### SET EXERCISE
Look through the material below and give the number of lines holding "proxy", with no other words.

::: RECORDS FOR THIS EXERCISE

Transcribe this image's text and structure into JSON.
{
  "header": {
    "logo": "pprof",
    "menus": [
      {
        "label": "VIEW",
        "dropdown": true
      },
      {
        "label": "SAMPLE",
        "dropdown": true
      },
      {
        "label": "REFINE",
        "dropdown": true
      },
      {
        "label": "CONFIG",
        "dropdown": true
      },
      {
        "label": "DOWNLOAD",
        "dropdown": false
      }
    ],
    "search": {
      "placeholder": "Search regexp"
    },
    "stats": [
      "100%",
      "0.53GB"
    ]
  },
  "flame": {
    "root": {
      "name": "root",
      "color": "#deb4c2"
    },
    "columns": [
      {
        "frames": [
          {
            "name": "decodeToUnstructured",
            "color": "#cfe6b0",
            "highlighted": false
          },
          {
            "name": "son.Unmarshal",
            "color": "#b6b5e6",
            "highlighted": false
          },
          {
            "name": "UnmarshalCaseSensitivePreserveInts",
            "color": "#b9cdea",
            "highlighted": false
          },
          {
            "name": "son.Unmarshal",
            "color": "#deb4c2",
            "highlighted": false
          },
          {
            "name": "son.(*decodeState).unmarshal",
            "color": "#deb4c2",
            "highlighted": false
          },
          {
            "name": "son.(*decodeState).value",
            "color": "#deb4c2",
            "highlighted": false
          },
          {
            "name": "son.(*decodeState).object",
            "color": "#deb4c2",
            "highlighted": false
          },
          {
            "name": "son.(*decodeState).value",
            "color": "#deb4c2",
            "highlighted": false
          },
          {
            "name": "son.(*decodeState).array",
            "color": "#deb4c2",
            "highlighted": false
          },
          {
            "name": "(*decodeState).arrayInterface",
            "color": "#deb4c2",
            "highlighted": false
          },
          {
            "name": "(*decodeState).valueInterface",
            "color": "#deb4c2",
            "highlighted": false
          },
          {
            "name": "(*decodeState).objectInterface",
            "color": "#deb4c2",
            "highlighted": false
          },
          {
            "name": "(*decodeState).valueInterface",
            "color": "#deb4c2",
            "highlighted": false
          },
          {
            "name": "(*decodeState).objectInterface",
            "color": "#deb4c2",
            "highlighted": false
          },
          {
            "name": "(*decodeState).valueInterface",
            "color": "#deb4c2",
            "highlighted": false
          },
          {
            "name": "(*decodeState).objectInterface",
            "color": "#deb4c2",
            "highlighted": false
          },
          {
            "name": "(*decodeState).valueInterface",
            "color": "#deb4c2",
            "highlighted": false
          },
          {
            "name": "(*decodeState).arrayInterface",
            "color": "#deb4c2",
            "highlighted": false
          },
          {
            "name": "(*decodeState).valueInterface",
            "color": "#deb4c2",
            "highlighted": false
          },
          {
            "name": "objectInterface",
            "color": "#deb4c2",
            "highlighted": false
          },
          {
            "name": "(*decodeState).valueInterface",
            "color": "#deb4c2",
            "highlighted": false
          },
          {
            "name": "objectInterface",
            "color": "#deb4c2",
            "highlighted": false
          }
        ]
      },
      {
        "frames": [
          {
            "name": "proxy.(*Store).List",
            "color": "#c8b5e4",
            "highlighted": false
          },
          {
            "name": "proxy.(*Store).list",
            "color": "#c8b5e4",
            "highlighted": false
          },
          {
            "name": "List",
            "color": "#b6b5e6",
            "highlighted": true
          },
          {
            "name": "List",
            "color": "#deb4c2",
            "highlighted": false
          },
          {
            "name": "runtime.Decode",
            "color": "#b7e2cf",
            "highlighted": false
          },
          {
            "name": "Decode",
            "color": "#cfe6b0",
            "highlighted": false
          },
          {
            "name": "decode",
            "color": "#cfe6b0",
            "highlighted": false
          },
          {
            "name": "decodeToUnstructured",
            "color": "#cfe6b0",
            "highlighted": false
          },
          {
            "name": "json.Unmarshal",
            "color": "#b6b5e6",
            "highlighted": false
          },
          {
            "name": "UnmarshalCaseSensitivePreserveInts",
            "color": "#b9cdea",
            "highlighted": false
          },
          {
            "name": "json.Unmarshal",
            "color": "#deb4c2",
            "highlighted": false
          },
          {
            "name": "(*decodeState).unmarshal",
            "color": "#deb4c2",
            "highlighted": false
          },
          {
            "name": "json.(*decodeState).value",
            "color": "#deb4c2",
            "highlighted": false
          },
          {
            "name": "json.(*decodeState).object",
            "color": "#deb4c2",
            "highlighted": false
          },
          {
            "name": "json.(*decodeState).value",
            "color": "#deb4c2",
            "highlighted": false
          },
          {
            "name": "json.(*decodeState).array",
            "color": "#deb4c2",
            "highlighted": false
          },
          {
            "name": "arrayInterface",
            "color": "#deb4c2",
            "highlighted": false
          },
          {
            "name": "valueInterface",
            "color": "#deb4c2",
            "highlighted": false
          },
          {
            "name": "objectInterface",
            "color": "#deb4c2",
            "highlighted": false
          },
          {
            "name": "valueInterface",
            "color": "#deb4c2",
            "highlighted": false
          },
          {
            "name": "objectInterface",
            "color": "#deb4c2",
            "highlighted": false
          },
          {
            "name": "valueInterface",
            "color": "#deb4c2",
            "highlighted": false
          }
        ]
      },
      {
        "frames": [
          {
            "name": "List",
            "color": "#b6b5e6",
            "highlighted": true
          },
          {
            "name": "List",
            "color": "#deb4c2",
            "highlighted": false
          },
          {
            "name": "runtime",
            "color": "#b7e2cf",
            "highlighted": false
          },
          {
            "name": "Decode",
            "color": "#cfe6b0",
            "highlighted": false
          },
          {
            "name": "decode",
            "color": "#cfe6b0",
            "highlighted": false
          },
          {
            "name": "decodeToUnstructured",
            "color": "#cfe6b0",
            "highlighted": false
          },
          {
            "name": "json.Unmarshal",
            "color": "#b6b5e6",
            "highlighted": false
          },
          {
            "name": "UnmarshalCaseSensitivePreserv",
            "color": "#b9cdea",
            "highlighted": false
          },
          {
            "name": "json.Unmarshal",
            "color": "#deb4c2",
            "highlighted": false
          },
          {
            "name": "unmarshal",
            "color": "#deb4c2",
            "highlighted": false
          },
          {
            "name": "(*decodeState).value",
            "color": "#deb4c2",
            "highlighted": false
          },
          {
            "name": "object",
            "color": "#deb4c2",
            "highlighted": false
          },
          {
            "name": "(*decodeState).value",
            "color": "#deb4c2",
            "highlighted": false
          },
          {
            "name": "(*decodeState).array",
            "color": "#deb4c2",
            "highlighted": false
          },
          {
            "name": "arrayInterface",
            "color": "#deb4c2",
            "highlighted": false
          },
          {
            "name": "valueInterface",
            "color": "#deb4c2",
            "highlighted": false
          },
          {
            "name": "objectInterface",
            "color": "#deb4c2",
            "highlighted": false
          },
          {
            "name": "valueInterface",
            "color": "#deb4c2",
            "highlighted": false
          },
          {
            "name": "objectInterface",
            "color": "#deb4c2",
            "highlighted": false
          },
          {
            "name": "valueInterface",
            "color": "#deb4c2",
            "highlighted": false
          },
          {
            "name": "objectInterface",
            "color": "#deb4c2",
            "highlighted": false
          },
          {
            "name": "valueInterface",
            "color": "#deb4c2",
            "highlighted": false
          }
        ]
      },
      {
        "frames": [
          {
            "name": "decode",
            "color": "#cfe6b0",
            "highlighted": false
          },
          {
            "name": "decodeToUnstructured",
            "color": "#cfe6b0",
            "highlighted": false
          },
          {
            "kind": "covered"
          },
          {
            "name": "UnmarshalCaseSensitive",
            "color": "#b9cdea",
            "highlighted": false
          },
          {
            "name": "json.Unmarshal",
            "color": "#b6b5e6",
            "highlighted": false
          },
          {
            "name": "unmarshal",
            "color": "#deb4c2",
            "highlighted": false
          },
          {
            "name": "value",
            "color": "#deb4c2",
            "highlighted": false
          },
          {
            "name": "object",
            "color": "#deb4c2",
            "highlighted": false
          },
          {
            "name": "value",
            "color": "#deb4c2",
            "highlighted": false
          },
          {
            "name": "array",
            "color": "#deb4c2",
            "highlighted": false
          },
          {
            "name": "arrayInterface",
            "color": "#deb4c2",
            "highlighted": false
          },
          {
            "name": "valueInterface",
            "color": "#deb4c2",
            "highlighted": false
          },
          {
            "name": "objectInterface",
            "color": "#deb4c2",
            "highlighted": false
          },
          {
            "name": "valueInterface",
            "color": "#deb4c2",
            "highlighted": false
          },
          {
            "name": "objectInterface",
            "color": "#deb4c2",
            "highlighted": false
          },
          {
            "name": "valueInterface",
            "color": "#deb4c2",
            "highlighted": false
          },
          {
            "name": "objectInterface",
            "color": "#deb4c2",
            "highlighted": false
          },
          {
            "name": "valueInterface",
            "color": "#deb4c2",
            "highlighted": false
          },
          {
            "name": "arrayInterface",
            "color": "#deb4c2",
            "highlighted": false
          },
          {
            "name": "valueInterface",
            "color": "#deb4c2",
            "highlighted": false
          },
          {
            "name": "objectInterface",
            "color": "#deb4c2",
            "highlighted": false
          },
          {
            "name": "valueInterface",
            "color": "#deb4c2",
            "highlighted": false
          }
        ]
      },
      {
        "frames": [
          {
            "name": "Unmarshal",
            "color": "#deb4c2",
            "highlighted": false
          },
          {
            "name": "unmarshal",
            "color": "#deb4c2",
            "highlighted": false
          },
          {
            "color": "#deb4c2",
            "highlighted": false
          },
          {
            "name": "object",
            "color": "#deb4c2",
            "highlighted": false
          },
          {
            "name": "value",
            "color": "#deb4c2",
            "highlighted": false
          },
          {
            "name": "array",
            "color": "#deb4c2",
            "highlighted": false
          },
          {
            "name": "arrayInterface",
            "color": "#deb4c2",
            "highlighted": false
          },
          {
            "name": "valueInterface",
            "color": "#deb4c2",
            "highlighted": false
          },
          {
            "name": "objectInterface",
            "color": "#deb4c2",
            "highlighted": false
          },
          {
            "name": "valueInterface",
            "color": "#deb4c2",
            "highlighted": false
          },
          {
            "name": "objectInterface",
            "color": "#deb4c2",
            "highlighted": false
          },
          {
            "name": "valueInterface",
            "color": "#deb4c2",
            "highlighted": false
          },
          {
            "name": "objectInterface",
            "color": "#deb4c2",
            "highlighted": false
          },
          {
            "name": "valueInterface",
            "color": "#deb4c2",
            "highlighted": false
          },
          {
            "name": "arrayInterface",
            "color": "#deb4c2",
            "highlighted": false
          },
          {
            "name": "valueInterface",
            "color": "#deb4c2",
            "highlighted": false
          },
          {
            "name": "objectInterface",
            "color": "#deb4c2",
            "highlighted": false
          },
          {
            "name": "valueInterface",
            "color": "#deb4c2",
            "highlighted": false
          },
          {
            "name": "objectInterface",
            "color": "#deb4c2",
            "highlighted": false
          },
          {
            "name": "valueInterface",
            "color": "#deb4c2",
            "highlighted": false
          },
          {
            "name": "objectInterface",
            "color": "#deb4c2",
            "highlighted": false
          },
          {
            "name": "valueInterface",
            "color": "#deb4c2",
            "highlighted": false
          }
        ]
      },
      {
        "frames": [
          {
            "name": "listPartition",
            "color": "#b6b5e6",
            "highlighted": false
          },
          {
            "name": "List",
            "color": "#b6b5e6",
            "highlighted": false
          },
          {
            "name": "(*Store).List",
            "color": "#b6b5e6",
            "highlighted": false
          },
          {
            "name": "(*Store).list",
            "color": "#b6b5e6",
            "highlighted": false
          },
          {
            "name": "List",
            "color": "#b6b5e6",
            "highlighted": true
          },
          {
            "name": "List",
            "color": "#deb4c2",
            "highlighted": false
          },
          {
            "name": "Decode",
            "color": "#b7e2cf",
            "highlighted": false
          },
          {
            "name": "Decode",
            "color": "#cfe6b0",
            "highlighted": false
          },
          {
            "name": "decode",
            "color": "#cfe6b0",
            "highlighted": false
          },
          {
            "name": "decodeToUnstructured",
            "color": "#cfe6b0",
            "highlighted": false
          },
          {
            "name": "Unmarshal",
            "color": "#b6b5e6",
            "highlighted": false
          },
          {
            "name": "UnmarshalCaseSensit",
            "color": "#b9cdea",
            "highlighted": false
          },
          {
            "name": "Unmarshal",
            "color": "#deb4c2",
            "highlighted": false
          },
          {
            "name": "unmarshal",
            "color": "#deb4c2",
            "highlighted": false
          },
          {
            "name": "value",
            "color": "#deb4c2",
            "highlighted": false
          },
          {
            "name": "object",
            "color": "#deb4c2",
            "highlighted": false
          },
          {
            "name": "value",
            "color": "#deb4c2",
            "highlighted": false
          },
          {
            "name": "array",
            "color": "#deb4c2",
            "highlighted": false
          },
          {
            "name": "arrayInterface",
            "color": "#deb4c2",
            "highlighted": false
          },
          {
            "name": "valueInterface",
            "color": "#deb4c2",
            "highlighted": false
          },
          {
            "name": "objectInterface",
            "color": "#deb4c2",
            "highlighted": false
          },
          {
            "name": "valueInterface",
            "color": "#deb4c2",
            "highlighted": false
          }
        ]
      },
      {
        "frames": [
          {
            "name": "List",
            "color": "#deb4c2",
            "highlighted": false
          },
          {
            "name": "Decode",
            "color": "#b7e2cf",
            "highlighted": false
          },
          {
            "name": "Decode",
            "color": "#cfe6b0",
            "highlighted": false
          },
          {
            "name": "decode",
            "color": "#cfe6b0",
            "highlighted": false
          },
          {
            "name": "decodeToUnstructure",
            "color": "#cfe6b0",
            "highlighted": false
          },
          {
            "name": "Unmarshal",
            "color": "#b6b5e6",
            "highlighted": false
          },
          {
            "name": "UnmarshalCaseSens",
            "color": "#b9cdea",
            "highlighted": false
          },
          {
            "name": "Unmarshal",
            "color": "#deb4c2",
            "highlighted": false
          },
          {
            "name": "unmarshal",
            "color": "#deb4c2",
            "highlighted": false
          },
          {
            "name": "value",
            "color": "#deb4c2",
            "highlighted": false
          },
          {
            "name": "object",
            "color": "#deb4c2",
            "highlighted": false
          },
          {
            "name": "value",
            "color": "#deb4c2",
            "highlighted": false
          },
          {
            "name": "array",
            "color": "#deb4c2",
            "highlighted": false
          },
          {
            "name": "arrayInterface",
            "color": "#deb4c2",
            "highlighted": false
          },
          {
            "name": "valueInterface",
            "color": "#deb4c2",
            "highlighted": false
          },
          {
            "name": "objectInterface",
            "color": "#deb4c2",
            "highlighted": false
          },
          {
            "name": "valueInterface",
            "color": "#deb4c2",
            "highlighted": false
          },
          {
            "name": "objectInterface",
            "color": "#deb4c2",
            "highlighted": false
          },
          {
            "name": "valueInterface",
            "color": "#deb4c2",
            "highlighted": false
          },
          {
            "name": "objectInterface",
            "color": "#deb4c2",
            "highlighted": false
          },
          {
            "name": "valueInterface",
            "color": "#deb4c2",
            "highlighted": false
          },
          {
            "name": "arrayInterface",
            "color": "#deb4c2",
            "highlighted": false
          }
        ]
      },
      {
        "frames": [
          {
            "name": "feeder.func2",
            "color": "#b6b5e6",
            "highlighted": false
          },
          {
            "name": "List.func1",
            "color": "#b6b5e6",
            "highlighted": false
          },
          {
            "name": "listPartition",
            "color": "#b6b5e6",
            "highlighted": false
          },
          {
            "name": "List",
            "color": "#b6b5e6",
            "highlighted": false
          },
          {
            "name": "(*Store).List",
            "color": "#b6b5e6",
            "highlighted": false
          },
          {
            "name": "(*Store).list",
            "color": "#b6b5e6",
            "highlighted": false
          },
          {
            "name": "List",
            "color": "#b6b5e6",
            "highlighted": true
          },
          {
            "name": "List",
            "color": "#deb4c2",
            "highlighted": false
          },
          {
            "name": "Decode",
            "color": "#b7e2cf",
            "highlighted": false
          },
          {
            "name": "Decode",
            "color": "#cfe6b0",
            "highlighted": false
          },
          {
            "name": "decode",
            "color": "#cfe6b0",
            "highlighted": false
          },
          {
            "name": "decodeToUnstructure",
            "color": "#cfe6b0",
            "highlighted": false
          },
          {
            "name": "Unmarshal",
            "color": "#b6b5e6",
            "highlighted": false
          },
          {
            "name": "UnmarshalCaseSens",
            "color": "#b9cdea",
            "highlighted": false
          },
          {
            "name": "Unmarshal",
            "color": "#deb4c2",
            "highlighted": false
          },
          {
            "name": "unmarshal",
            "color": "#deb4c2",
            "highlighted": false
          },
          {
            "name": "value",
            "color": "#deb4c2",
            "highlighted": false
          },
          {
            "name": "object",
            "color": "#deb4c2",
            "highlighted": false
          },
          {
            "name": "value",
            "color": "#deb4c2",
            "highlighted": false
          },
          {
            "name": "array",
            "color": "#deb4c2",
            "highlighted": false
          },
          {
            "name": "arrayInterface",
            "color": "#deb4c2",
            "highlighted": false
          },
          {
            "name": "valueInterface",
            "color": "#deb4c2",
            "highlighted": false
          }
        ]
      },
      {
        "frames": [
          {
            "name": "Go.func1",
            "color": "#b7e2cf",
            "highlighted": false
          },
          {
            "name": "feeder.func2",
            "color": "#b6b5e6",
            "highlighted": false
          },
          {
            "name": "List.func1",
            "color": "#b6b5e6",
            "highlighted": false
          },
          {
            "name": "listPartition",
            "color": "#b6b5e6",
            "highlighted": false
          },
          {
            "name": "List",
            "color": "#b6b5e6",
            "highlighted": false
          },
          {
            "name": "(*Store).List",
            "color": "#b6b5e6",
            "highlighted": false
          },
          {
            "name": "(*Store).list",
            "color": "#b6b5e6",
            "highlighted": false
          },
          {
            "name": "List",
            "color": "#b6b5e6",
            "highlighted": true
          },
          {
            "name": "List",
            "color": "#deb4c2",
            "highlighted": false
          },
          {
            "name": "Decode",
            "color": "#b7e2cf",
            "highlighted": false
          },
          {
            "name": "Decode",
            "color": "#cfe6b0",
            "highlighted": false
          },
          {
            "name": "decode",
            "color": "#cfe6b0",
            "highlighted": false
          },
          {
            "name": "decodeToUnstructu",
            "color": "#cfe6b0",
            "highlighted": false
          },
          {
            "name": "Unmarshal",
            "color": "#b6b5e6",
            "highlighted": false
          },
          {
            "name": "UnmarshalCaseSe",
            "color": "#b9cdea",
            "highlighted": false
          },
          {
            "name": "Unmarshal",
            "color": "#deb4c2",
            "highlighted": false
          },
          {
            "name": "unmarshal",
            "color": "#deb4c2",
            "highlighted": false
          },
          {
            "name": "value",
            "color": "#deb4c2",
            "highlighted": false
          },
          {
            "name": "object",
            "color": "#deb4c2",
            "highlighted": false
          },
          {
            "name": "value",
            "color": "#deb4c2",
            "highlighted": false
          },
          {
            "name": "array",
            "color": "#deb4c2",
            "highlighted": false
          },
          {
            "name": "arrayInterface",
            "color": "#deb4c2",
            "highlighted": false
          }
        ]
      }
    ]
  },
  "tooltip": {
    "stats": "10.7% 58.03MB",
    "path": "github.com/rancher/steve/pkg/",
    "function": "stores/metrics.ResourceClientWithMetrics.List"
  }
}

::::::

### WORKED SOLUTION
2